▶ _DATA PROVIDED_

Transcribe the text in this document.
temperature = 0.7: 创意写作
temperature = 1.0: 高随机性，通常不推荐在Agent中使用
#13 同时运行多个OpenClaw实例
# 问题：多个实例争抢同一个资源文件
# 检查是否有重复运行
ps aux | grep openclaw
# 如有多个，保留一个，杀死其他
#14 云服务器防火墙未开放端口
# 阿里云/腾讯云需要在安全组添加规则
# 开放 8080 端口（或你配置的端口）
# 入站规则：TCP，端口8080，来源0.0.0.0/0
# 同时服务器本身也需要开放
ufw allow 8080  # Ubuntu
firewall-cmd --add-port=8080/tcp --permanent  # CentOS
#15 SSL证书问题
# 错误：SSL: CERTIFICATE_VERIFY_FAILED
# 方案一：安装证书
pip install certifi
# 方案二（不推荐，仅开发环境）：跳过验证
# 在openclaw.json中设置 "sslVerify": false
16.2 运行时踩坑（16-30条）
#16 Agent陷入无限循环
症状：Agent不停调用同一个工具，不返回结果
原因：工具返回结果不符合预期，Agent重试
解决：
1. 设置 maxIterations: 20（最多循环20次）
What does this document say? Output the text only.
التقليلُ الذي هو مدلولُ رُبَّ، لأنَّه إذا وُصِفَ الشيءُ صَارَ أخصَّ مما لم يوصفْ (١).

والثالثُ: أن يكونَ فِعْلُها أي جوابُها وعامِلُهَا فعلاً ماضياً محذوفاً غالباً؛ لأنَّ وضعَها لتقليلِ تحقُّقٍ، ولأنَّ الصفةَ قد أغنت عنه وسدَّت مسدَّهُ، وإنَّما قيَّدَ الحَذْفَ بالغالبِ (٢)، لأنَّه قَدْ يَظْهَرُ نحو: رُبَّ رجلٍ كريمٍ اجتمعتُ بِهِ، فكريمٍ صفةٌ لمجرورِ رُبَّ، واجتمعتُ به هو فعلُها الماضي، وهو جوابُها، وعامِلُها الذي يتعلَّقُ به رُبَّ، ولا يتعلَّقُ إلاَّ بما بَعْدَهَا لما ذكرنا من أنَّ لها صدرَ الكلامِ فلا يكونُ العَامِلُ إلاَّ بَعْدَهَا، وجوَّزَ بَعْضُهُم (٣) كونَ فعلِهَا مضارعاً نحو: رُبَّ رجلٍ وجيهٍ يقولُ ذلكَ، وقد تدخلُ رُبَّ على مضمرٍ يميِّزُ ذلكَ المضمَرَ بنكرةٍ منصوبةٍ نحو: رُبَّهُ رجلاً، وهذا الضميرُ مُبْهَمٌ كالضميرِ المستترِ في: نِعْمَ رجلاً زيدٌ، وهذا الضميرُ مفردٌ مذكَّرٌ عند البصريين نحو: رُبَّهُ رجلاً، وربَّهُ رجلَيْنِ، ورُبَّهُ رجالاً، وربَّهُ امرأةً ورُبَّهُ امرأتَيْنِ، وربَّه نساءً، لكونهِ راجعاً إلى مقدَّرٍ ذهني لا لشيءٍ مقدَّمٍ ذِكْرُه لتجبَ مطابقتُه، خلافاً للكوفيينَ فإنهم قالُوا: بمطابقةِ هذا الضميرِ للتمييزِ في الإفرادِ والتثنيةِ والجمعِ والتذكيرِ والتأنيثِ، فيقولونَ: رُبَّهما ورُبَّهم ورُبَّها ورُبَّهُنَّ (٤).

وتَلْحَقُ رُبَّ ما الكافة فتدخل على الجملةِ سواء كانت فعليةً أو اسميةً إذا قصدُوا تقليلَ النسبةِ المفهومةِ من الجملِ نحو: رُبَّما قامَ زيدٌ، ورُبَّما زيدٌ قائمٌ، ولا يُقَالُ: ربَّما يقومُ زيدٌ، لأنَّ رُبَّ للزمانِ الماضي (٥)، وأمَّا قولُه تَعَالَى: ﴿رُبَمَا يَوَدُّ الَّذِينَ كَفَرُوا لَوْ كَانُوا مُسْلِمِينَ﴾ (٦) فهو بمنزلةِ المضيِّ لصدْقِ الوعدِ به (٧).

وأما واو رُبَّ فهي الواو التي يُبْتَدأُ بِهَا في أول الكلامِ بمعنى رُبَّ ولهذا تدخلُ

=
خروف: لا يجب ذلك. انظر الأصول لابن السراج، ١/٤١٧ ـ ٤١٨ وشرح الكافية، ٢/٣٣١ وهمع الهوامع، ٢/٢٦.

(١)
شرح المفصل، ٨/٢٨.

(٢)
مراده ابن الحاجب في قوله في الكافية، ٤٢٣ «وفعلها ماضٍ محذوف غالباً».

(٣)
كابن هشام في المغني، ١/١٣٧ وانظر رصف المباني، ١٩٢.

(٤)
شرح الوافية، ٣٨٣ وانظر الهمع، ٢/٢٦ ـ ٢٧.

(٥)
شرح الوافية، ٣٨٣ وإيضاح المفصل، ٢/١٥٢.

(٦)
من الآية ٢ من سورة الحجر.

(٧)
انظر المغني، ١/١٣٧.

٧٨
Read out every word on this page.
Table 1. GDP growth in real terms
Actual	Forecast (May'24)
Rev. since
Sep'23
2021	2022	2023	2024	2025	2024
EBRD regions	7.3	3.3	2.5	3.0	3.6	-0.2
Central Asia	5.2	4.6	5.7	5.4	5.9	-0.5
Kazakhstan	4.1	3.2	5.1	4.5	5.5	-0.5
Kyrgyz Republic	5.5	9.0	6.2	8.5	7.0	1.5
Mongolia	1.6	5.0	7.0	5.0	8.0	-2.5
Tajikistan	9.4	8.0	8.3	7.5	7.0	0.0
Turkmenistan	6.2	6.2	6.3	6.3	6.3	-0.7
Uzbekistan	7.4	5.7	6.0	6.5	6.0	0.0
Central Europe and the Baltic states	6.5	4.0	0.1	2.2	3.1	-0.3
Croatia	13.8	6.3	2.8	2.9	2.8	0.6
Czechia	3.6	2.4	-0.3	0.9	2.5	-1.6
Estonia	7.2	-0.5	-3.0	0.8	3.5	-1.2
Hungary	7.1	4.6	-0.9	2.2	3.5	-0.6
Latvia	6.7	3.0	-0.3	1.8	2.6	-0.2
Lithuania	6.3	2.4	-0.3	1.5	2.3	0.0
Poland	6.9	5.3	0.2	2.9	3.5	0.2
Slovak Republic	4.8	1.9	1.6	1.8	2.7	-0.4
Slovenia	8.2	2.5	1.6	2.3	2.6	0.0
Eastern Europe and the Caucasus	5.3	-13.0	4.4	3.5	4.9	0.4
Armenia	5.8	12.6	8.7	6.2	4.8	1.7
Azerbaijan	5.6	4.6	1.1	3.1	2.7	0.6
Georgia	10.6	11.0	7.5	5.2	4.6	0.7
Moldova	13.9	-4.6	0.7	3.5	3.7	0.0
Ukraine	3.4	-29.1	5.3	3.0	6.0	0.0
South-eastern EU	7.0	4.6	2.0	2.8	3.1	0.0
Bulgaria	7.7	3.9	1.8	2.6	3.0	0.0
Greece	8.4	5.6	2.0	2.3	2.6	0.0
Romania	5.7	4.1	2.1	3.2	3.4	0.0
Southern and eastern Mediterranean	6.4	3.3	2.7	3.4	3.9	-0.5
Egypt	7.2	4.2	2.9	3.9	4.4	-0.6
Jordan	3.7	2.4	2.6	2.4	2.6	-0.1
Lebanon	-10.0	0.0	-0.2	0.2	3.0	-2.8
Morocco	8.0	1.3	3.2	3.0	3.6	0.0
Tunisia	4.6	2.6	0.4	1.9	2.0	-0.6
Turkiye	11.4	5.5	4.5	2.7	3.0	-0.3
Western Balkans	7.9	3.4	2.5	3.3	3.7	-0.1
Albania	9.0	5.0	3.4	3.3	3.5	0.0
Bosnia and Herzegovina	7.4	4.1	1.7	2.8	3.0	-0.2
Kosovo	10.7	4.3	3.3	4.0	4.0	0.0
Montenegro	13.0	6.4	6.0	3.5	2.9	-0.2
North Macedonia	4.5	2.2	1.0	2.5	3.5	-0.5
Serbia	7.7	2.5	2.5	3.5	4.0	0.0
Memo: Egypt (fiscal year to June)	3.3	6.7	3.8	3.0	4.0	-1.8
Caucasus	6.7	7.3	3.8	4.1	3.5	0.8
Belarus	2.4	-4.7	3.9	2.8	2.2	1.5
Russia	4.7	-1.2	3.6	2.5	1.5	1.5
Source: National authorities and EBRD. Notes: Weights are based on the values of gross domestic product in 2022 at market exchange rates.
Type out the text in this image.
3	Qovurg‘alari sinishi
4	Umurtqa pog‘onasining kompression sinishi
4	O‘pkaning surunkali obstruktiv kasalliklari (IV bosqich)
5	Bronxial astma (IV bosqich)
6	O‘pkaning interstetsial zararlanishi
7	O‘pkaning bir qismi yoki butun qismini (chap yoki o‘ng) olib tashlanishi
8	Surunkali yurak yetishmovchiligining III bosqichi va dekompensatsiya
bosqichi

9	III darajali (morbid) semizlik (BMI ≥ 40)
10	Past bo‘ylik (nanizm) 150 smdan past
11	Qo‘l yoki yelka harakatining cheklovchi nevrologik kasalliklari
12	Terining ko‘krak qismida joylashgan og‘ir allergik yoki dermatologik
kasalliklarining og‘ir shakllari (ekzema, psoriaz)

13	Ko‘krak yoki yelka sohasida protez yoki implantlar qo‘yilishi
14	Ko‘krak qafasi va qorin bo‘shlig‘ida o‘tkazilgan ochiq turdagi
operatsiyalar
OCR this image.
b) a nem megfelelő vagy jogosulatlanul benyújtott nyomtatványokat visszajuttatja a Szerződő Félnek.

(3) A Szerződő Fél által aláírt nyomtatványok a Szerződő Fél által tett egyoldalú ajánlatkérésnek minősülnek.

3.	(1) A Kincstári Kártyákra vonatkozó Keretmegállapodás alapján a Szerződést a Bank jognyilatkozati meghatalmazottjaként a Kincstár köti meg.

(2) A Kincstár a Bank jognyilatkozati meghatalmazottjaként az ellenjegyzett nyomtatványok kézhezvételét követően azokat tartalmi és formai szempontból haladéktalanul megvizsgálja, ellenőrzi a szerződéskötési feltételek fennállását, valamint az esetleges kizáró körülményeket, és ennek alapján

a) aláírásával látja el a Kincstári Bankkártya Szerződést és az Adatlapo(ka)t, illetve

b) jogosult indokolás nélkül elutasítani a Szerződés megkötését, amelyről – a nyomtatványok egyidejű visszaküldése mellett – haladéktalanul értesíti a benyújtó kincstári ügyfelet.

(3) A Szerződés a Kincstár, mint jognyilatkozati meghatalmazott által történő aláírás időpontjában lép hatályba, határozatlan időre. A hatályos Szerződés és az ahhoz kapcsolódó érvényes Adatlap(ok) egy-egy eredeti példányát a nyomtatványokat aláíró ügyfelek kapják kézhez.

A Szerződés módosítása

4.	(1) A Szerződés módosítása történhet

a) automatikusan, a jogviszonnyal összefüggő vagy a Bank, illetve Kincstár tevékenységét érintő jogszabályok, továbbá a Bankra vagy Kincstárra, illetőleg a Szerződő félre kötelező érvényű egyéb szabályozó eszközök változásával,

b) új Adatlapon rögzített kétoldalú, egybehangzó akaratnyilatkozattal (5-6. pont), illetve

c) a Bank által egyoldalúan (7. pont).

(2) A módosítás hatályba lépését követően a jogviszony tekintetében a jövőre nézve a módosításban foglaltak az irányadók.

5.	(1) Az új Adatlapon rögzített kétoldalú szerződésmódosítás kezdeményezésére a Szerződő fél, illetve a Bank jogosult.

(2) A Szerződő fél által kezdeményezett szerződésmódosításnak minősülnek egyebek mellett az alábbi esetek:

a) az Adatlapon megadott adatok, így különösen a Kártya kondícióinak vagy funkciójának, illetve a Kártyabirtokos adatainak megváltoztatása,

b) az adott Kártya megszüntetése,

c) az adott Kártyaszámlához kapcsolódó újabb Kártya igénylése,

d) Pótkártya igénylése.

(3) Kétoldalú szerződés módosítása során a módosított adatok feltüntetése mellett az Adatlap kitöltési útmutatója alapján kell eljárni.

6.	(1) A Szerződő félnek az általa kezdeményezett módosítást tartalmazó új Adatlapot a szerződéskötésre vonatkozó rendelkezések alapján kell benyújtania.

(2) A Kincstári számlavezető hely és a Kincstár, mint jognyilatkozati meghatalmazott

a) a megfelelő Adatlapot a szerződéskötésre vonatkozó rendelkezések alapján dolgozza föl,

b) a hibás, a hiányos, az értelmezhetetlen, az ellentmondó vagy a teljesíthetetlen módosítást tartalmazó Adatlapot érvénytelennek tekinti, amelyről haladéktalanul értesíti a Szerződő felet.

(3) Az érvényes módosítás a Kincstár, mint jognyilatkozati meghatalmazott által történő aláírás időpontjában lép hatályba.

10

▶ _AIM_
Scan the data for the word "pkaning" and copy every line where it shows up.

▶ _SOLUTION BELOW_
4	O‘pkaning surunkali obstruktiv kasalliklari (IV bosqich)
6	O‘pkaning interstetsial zararlanishi
7	O‘pkaning bir qismi yoki butun qismini (chap yoki o‘ng) olib tashlanishi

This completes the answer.